[Layout annotation records]
○ ○ ○ ○
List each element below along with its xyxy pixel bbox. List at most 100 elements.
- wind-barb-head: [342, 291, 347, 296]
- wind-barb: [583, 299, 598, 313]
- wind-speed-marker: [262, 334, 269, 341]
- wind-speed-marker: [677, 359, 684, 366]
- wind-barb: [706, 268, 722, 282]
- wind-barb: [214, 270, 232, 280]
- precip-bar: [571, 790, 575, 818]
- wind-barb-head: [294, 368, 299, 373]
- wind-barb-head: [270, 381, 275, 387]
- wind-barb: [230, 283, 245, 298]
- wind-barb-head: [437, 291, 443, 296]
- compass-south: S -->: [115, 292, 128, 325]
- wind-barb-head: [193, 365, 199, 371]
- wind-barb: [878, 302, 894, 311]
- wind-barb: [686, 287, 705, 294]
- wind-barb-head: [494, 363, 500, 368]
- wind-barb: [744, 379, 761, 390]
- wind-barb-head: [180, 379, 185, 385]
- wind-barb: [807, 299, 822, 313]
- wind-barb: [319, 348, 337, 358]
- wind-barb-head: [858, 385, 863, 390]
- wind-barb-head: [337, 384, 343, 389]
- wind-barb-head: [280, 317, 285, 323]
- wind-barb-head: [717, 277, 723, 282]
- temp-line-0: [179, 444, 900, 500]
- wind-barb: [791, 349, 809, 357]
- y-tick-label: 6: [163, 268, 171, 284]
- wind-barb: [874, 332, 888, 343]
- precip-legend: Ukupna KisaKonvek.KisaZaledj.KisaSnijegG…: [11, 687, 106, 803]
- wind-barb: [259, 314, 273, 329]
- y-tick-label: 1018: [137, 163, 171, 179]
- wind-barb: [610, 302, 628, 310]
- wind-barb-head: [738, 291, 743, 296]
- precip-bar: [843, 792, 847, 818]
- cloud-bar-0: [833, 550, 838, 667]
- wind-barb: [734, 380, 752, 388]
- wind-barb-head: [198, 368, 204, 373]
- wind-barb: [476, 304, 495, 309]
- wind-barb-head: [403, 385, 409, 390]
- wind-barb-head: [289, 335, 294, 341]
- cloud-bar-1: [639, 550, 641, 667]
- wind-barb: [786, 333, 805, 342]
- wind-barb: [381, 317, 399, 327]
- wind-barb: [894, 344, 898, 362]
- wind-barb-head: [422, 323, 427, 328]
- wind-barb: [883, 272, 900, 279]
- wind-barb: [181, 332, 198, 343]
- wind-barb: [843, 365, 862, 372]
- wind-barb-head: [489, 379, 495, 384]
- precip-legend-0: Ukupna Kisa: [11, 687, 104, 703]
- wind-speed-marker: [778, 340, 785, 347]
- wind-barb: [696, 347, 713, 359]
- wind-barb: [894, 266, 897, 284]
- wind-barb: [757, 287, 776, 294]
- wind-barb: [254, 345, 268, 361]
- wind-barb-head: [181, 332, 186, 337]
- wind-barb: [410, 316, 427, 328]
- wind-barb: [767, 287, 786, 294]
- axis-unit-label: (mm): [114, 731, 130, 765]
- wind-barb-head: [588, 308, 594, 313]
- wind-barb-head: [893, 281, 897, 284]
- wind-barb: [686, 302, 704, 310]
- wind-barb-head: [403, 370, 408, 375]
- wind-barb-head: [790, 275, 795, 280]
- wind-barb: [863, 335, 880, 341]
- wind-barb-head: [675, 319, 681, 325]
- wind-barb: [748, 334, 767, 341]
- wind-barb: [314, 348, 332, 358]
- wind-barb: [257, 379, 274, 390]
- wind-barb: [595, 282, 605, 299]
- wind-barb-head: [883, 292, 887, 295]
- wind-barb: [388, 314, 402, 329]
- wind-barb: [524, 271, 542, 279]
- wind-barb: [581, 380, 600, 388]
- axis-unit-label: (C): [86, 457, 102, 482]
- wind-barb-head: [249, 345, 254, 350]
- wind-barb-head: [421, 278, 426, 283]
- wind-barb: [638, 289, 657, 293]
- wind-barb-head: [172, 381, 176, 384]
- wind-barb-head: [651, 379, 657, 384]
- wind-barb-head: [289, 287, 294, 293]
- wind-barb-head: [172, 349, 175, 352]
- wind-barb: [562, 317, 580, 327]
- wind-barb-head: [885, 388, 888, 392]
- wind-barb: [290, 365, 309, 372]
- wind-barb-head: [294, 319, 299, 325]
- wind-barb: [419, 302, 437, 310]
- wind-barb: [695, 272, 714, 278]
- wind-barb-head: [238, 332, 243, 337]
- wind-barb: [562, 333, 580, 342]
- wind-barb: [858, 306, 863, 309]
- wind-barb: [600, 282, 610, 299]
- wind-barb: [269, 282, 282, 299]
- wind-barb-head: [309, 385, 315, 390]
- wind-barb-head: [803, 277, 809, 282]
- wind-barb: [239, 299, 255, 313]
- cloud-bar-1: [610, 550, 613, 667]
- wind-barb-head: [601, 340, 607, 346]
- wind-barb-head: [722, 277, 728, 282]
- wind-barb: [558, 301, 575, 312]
○ ○ ○ ○
SHORT TASK:
Output everything from the start of the data above down to and including the line containing "- wind-barb: [706, 268, 722, 282]" as a Markdown table with two columns, Number and Data line, leaving out any blank lines.

EXERCISE RESPONSE:
| Number | Data line |
|---|---|
| 1 | List each element below along with its xyxy pixel bbox. List at most 100 elements. |
| 2 | - wind-barb-head: [342, 291, 347, 296] |
| 3 | - wind-barb: [583, 299, 598, 313] |
| 4 | - wind-speed-marker: [262, 334, 269, 341] |
| 5 | - wind-speed-marker: [677, 359, 684, 366] |
| 6 | - wind-barb: [706, 268, 722, 282] |